- Set exercise
Copy out each line of the data below that includes the string "Inside".
::: Data for this exercise :::
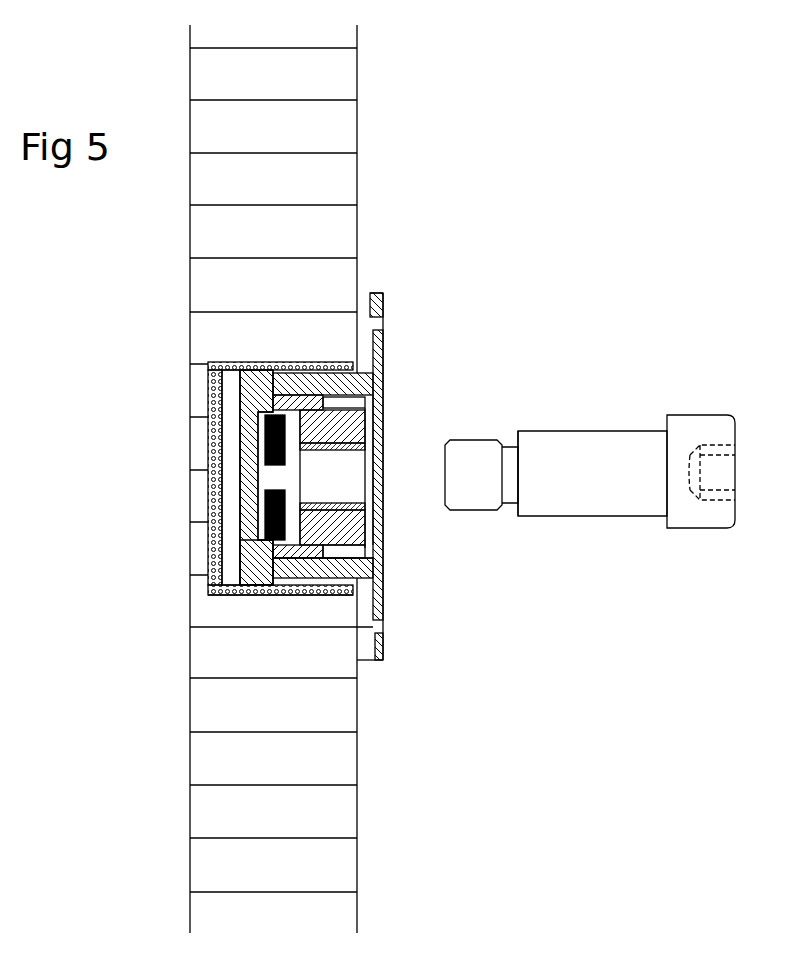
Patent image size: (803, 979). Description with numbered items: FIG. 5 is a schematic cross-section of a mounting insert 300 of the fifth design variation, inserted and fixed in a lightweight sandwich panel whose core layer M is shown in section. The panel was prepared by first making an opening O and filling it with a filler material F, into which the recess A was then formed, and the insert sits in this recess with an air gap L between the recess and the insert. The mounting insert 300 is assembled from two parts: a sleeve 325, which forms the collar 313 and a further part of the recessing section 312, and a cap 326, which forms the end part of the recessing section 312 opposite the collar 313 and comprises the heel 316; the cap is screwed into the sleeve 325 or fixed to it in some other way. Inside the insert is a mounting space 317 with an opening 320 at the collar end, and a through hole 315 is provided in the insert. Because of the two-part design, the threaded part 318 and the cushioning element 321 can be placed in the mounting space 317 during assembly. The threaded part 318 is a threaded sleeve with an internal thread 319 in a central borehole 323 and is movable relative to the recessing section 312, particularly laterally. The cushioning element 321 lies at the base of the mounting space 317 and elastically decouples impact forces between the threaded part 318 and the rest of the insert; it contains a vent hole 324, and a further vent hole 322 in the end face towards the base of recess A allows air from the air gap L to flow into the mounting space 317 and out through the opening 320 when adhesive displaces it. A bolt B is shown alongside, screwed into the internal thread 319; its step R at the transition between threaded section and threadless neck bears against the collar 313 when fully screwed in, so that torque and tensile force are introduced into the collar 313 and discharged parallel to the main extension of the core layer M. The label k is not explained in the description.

The core layer M is at (350, 174).
The mounting insert 300 is at (275, 509).
The opening O is at (258, 593).
The filler material F is at (232, 432).
The air gap L is at (230, 400).
The heel 316 is at (252, 375).
The vent hole 322 is at (266, 470).
The vent hole 324 is at (272, 497).
The cushioning element 321 is at (272, 520).
The recessing section 312 is at (302, 378).
The mounting space 317 is at (362, 403).
The borehole 323 is at (352, 483).
The internal thread 319 is at (348, 448).
The threaded part 318 is at (357, 530).
The opening 320 is at (380, 506).
The collar 313 is at (380, 606).
The through hole 315 is at (387, 310).
The edge k is at (374, 316).
The cap 326 is at (246, 575).
The recess A is at (327, 575).
The sleeve 325 is at (322, 593).
The bolt B is at (620, 516).
The step R is at (518, 432).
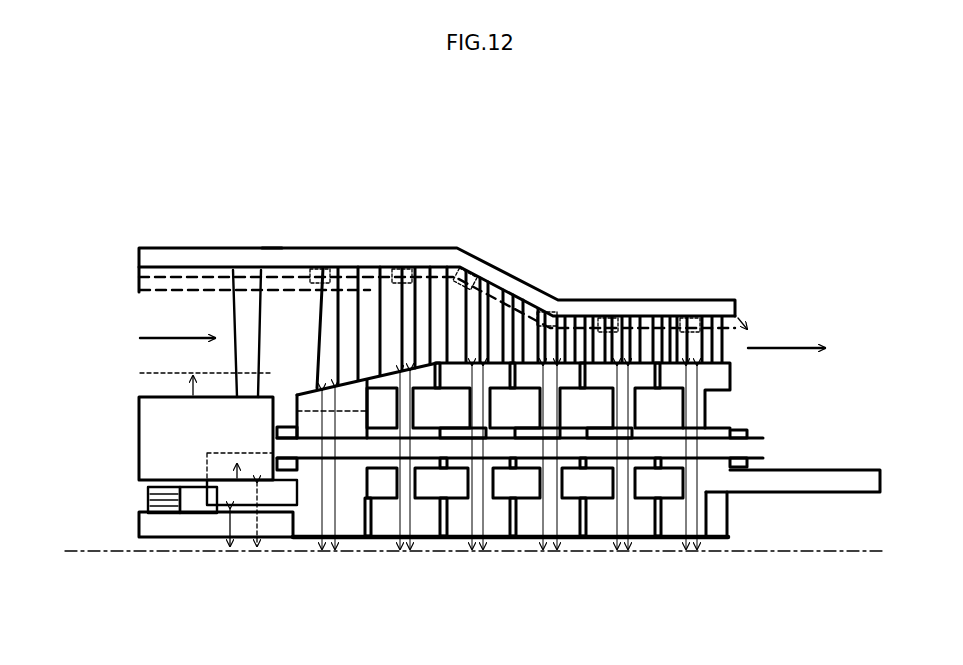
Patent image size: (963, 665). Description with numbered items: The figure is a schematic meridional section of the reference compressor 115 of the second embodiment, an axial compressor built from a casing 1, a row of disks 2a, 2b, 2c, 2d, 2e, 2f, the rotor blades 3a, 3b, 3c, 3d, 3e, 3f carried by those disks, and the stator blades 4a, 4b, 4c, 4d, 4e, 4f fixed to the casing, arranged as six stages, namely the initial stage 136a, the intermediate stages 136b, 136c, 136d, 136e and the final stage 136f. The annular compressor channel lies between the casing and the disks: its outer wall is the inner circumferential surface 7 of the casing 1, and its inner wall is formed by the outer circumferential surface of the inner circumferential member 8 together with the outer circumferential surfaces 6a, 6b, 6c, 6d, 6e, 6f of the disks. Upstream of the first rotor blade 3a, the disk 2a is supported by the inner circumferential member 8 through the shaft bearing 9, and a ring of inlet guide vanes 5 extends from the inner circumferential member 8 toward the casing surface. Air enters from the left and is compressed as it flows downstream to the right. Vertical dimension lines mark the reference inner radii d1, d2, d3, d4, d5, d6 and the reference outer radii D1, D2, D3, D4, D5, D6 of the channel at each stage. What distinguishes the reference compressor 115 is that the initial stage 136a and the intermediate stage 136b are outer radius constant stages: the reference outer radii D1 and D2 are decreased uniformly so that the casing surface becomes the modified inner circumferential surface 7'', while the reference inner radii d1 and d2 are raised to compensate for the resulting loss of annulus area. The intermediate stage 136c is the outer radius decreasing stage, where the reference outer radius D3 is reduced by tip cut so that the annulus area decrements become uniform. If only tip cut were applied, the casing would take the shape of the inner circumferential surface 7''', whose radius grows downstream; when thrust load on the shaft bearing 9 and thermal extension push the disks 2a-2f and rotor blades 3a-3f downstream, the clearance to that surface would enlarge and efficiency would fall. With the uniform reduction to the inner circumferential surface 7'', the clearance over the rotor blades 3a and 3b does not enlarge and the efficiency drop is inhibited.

The reference compressor 115 is at (214, 155).
The casing 1 is at (197, 247).
The inlet guide vanes 5 is at (225, 250).
The inner circumferential surface 7 is at (264, 214).
The inner circumferential surface 7'' is at (406, 297).
The inner circumferential surface 7''' is at (227, 325).
The inner circumferential member 8 is at (138, 468).
The shaft bearing 9 is at (148, 498).
The disk 2a is at (300, 525).
The disk 2b is at (385, 525).
The disk 2c is at (455, 525).
The disk 2d is at (525, 525).
The disk 2e is at (597, 525).
The disk 2f is at (665, 525).
The rotor blade 3a is at (318, 250).
The rotor blade 3b is at (400, 250).
The rotor blade 3c is at (478, 256).
The rotor blade 3d is at (577, 300).
The rotor blade 3e is at (620, 300).
The rotor blade 3f is at (698, 300).
The stator blade 4a is at (353, 250).
The stator blade 4b is at (430, 250).
The stator blade 4c is at (520, 262).
The stator blade 4d is at (606, 300).
The stator blade 4e is at (652, 296).
The stator blade 4f is at (725, 300).
The outer circumferential surface 6a is at (318, 268).
The outer circumferential surface 6b is at (390, 262).
The outer circumferential surface 6c is at (465, 262).
The outer circumferential surface 6d is at (548, 300).
The outer circumferential surface 6e is at (606, 300).
The outer circumferential surface 6f is at (690, 300).
The initial stage 136a is at (278, 162).
The intermediate stage 136b is at (407, 128).
The intermediate stage 136c is at (521, 151).
The intermediate stage 136d is at (597, 174).
The intermediate stage 136e is at (673, 187).
The final stage 136f is at (756, 178).
The reference inner radius d1 is at (312, 469).
The reference outer radius D1 is at (349, 467).
The reference inner radius d2 is at (390, 460).
The reference outer radius D2 is at (425, 459).
The reference inner radius d3 is at (460, 457).
The reference outer radius D3 is at (496, 457).
The reference inner radius d4 is at (530, 457).
The reference outer radius D4 is at (570, 457).
The reference inner radius d5 is at (603, 457).
The reference outer radius D5 is at (642, 457).
The reference inner radius d6 is at (675, 457).
The reference outer radius D6 is at (712, 457).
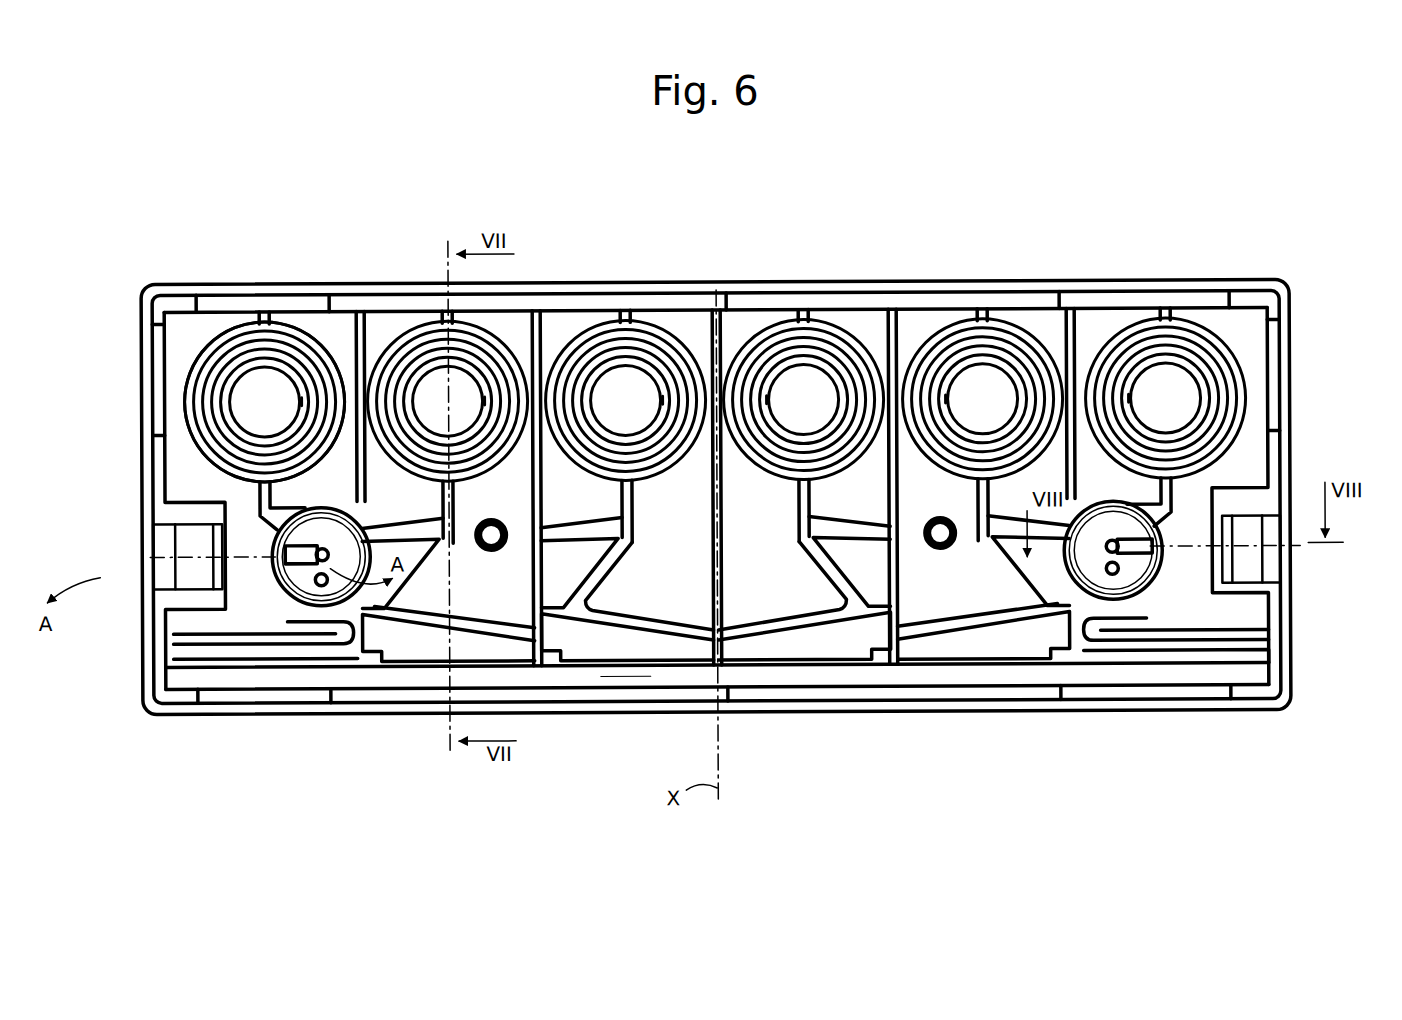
:::
- Correct answer
Patent image size: (803, 979). Description with numbered items: FIG. 5 is a schematic cross-section of a mounting insert 300 of the fifth design variation, inserted and fixed in a lightweight sandwich panel whose core layer M is shown in section. The panel was prepared by first making an opening O and filling it with a filler material F, into which the recess A was then formed, and the insert sits in this recess with an air gap L between the recess and the insert. The mounting insert 300 is assembled from two parts: a sleeve 325, which forms the collar 313 and a further part of the recessing section 312, and a cap 326, which forms the end part of the recessing section 312 opposite the collar 313 and comprises the heel 316; the cap is screwed into the sleeve 325 or fixed to it in some other way. Inside the insert is a mounting space 317 with an opening 320 at the collar end, and a through hole 315 is provided in the insert. Because of the two-part design, the threaded part 318 and the cushioning element 321 can be placed in the mounting space 317 during assembly. The threaded part 318 is a threaded sleeve with an internal thread 319 in a central borehole 323 and is movable relative to the recessing section 312, particularly laterally. The cushioning element 321 lies at the base of the mounting space 317 and elastically decouples impact forces between the threaded part 318 and the rest of the insert; it contains a vent hole 324, and a further vent hole 322 in the end face towards the base of recess A allows air from the air gap L to flow into the mounting space 317 and out through the opening 320 when adhesive displaces it. A bolt B is shown alongside, screwed into the internal thread 319; its step R at the transition between threaded section and threadless neck bears against the collar 313 when fully screwed in, so that torque and tensile force are introduced into the collar 313 and discharged parallel to the main extension of the core layer M. The label k is not explained in the description.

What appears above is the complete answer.